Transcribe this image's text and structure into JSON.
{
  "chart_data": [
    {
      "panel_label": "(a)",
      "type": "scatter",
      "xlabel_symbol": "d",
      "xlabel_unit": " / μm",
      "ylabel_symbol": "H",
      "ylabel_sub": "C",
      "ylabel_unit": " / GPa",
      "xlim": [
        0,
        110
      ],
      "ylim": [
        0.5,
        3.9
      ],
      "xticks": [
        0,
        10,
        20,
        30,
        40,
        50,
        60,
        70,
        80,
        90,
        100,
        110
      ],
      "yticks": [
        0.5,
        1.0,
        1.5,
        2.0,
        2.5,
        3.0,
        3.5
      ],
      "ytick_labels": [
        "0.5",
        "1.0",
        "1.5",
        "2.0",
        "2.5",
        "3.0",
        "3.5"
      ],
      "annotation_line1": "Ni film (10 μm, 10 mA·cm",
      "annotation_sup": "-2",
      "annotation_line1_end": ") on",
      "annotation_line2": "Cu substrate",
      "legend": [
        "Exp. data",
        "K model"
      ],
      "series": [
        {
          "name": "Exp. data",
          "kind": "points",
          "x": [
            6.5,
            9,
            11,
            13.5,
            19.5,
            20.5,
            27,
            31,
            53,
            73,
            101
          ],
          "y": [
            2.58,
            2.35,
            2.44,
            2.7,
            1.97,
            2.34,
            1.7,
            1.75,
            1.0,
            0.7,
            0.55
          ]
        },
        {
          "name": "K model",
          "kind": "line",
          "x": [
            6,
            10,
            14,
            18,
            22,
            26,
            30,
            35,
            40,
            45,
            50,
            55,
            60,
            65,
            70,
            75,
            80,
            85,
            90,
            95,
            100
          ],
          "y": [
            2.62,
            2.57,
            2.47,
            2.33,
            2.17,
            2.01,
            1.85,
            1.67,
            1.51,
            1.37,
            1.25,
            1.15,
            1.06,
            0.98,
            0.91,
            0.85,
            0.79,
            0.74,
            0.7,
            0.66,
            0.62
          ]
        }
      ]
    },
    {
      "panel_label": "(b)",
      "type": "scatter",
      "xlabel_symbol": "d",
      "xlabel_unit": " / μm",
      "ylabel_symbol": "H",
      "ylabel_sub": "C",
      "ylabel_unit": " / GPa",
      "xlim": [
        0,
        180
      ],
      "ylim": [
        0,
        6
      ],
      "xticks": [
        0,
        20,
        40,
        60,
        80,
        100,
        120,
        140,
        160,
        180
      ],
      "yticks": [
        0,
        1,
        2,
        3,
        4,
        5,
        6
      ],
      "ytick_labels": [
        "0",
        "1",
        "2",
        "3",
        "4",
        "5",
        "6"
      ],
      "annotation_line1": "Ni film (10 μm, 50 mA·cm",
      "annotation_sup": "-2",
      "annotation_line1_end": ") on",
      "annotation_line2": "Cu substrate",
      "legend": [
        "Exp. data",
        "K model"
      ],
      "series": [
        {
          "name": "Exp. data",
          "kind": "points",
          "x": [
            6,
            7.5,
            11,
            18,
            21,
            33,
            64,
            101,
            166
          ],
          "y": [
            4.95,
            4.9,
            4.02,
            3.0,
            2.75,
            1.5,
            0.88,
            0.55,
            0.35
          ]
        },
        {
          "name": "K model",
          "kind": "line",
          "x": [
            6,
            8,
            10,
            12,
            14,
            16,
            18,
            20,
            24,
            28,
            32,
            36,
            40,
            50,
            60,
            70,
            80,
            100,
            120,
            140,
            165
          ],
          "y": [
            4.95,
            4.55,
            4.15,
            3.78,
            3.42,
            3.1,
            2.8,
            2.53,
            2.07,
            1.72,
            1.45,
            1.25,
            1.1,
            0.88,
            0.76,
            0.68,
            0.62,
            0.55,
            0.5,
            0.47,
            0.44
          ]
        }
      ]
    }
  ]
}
········
> **Directive**: Above are some records; extract every one of them exactly.

> **Right answer**:
Transcribe this image's text and structure into JSON.
{
  "chart_data": [
    {
      "panel_label": "(a)",
      "type": "scatter",
      "xlabel_symbol": "d",
      "xlabel_unit": " / μm",
      "ylabel_symbol": "H",
      "ylabel_sub": "C",
      "ylabel_unit": " / GPa",
      "xlim": [
        0,
        110
      ],
      "ylim": [
        0.5,
        3.9
      ],
      "xticks": [
        0,
        10,
        20,
        30,
        40,
        50,
        60,
        70,
        80,
        90,
        100,
        110
      ],
      "yticks": [
        0.5,
        1.0,
        1.5,
        2.0,
        2.5,
        3.0,
        3.5
      ],
      "ytick_labels": [
        "0.5",
        "1.0",
        "1.5",
        "2.0",
        "2.5",
        "3.0",
        "3.5"
      ],
      "annotation_line1": "Ni film (10 μm, 10 mA·cm",
      "annotation_sup": "-2",
      "annotation_line1_end": ") on",
      "annotation_line2": "Cu substrate",
      "legend": [
        "Exp. data",
        "K model"
      ],
      "series": [
        {
          "name": "Exp. data",
          "kind": "points",
          "x": [
            6.5,
            9,
            11,
            13.5,
            19.5,
            20.5,
            27,
            31,
            53,
            73,
            101
          ],
          "y": [
            2.58,
            2.35,
            2.44,
            2.7,
            1.97,
            2.34,
            1.7,
            1.75,
            1.0,
            0.7,
            0.55
          ]
        },
        {
          "name": "K model",
          "kind": "line",
          "x": [
            6,
            10,
            14,
            18,
            22,
            26,
            30,
            35,
            40,
            45,
            50,
            55,
            60,
            65,
            70,
            75,
            80,
            85,
            90,
            95,
            100
          ],
          "y": [
            2.62,
            2.57,
            2.47,
            2.33,
            2.17,
            2.01,
            1.85,
            1.67,
            1.51,
            1.37,
            1.25,
            1.15,
            1.06,
            0.98,
            0.91,
            0.85,
            0.79,
            0.74,
            0.7,
            0.66,
            0.62
          ]
        }
      ]
    },
    {
      "panel_label": "(b)",
      "type": "scatter",
      "xlabel_symbol": "d",
      "xlabel_unit": " / μm",
      "ylabel_symbol": "H",
      "ylabel_sub": "C",
      "ylabel_unit": " / GPa",
      "xlim": [
        0,
        180
      ],
      "ylim": [
        0,
        6
      ],
      "xticks": [
        0,
        20,
        40,
        60,
        80,
        100,
        120,
        140,
        160,
        180
      ],
      "yticks": [
        0,
        1,
        2,
        3,
        4,
        5,
        6
      ],
      "ytick_labels": [
        "0",
        "1",
        "2",
        "3",
        "4",
        "5",
        "6"
      ],
      "annotation_line1": "Ni film (10 μm, 50 mA·cm",
      "annotation_sup": "-2",
      "annotation_line1_end": ") on",
      "annotation_line2": "Cu substrate",
      "legend": [
        "Exp. data",
        "K model"
      ],
      "series": [
        {
          "name": "Exp. data",
          "kind": "points",
          "x": [
            6,
            7.5,
            11,
            18,
            21,
            33,
            64,
            101,
            166
          ],
          "y": [
            4.95,
            4.9,
            4.02,
            3.0,
            2.75,
            1.5,
            0.88,
            0.55,
            0.35
          ]
        },
        {
          "name": "K model",
          "kind": "line",
          "x": [
            6,
            8,
            10,
            12,
            14,
            16,
            18,
            20,
            24,
            28,
            32,
            36,
            40,
            50,
            60,
            70,
            80,
            100,
            120,
            140,
            165
          ],
          "y": [
            4.95,
            4.55,
            4.15,
            3.78,
            3.42,
            3.1,
            2.8,
            2.53,
            2.07,
            1.72,
            1.45,
            1.25,
            1.1,
            0.88,
            0.76,
            0.68,
            0.62,
            0.55,
            0.5,
            0.47,
            0.44
          ]
        }
      ]
    }
  ]
}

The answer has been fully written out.